EXERCISE OBJECTIVE: Write the records out again, keeping each line exactly as it is.

EXCERPTED DATA:
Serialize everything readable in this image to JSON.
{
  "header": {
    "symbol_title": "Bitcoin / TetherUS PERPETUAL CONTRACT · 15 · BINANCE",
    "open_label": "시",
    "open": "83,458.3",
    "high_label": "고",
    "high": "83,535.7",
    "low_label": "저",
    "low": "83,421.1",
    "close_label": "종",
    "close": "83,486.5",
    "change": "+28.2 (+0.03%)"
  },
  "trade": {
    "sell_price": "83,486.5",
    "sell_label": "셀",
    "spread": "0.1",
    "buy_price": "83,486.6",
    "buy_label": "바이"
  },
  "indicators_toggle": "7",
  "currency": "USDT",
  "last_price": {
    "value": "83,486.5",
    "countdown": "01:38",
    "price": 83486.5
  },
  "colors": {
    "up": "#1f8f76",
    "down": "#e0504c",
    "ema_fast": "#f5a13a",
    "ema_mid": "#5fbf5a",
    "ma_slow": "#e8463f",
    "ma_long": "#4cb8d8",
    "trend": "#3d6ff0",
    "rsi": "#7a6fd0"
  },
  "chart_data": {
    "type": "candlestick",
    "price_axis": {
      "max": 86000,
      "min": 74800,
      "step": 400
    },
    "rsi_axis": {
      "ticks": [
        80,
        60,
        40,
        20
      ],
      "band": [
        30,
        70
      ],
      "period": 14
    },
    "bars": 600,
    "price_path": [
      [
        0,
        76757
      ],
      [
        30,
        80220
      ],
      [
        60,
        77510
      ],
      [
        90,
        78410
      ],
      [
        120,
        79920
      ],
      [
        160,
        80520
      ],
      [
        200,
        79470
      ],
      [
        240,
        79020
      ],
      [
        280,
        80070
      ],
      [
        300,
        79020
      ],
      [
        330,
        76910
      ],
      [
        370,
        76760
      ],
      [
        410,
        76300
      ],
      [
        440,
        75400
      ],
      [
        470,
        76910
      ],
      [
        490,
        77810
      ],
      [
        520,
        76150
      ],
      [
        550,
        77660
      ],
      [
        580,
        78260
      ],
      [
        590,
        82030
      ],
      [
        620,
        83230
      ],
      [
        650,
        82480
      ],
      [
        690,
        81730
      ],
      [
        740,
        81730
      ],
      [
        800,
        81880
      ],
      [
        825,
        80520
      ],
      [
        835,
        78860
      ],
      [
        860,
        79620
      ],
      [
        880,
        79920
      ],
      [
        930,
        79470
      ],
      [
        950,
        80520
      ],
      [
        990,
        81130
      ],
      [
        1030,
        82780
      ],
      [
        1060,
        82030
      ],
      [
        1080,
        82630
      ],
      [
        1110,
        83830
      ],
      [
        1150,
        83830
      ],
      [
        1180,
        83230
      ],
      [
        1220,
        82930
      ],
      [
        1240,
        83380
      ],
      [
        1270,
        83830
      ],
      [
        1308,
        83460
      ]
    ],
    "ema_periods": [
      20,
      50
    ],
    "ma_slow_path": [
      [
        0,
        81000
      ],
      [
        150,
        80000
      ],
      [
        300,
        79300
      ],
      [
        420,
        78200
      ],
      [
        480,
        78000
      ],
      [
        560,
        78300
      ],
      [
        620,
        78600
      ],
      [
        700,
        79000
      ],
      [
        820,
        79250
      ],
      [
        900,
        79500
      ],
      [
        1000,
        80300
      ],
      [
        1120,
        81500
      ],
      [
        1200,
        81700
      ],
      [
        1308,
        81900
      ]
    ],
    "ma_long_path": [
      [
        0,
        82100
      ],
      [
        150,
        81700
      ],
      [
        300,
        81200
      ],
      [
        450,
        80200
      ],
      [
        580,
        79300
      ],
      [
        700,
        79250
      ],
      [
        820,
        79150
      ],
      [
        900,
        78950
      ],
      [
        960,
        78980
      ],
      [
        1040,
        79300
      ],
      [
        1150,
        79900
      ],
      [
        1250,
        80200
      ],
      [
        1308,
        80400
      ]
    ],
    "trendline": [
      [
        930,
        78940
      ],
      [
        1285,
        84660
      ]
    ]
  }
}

THE REPLY:
Serialize everything readable in this image to JSON.
{
  "header": {
    "symbol_title": "Bitcoin / TetherUS PERPETUAL CONTRACT · 15 · BINANCE",
    "open_label": "시",
    "open": "83,458.3",
    "high_label": "고",
    "high": "83,535.7",
    "low_label": "저",
    "low": "83,421.1",
    "close_label": "종",
    "close": "83,486.5",
    "change": "+28.2 (+0.03%)"
  },
  "trade": {
    "sell_price": "83,486.5",
    "sell_label": "셀",
    "spread": "0.1",
    "buy_price": "83,486.6",
    "buy_label": "바이"
  },
  "indicators_toggle": "7",
  "currency": "USDT",
  "last_price": {
    "value": "83,486.5",
    "countdown": "01:38",
    "price": 83486.5
  },
  "colors": {
    "up": "#1f8f76",
    "down": "#e0504c",
    "ema_fast": "#f5a13a",
    "ema_mid": "#5fbf5a",
    "ma_slow": "#e8463f",
    "ma_long": "#4cb8d8",
    "trend": "#3d6ff0",
    "rsi": "#7a6fd0"
  },
  "chart_data": {
    "type": "candlestick",
    "price_axis": {
      "max": 86000,
      "min": 74800,
      "step": 400
    },
    "rsi_axis": {
      "ticks": [
        80,
        60,
        40,
        20
      ],
      "band": [
        30,
        70
      ],
      "period": 14
    },
    "bars": 600,
    "price_path": [
      [
        0,
        76757
      ],
      [
        30,
        80220
      ],
      [
        60,
        77510
      ],
      [
        90,
        78410
      ],
      [
        120,
        79920
      ],
      [
        160,
        80520
      ],
      [
        200,
        79470
      ],
      [
        240,
        79020
      ],
      [
        280,
        80070
      ],
      [
        300,
        79020
      ],
      [
        330,
        76910
      ],
      [
        370,
        76760
      ],
      [
        410,
        76300
      ],
      [
        440,
        75400
      ],
      [
        470,
        76910
      ],
      [
        490,
        77810
      ],
      [
        520,
        76150
      ],
      [
        550,
        77660
      ],
      [
        580,
        78260
      ],
      [
        590,
        82030
      ],
      [
        620,
        83230
      ],
      [
        650,
        82480
      ],
      [
        690,
        81730
      ],
      [
        740,
        81730
      ],
      [
        800,
        81880
      ],
      [
        825,
        80520
      ],
      [
        835,
        78860
      ],
      [
        860,
        79620
      ],
      [
        880,
        79920
      ],
      [
        930,
        79470
      ],
      [
        950,
        80520
      ],
      [
        990,
        81130
      ],
      [
        1030,
        82780
      ],
      [
        1060,
        82030
      ],
      [
        1080,
        82630
      ],
      [
        1110,
        83830
      ],
      [
        1150,
        83830
      ],
      [
        1180,
        83230
      ],
      [
        1220,
        82930
      ],
      [
        1240,
        83380
      ],
      [
        1270,
        83830
      ],
      [
        1308,
        83460
      ]
    ],
    "ema_periods": [
      20,
      50
    ],
    "ma_slow_path": [
      [
        0,
        81000
      ],
      [
        150,
        80000
      ],
      [
        300,
        79300
      ],
      [
        420,
        78200
      ],
      [
        480,
        78000
      ],
      [
        560,
        78300
      ],
      [
        620,
        78600
      ],
      [
        700,
        79000
      ],
      [
        820,
        79250
      ],
      [
        900,
        79500
      ],
      [
        1000,
        80300
      ],
      [
        1120,
        81500
      ],
      [
        1200,
        81700
      ],
      [
        1308,
        81900
      ]
    ],
    "ma_long_path": [
      [
        0,
        82100
      ],
      [
        150,
        81700
      ],
      [
        300,
        81200
      ],
      [
        450,
        80200
      ],
      [
        580,
        79300
      ],
      [
        700,
        79250
      ],
      [
        820,
        79150
      ],
      [
        900,
        78950
      ],
      [
        960,
        78980
      ],
      [
        1040,
        79300
      ],
      [
        1150,
        79900
      ],
      [
        1250,
        80200
      ],
      [
        1308,
        80400
      ]
    ],
    "trendline": [
      [
        930,
        78940
      ],
      [
        1285,
        84660
      ]
    ]
  }
}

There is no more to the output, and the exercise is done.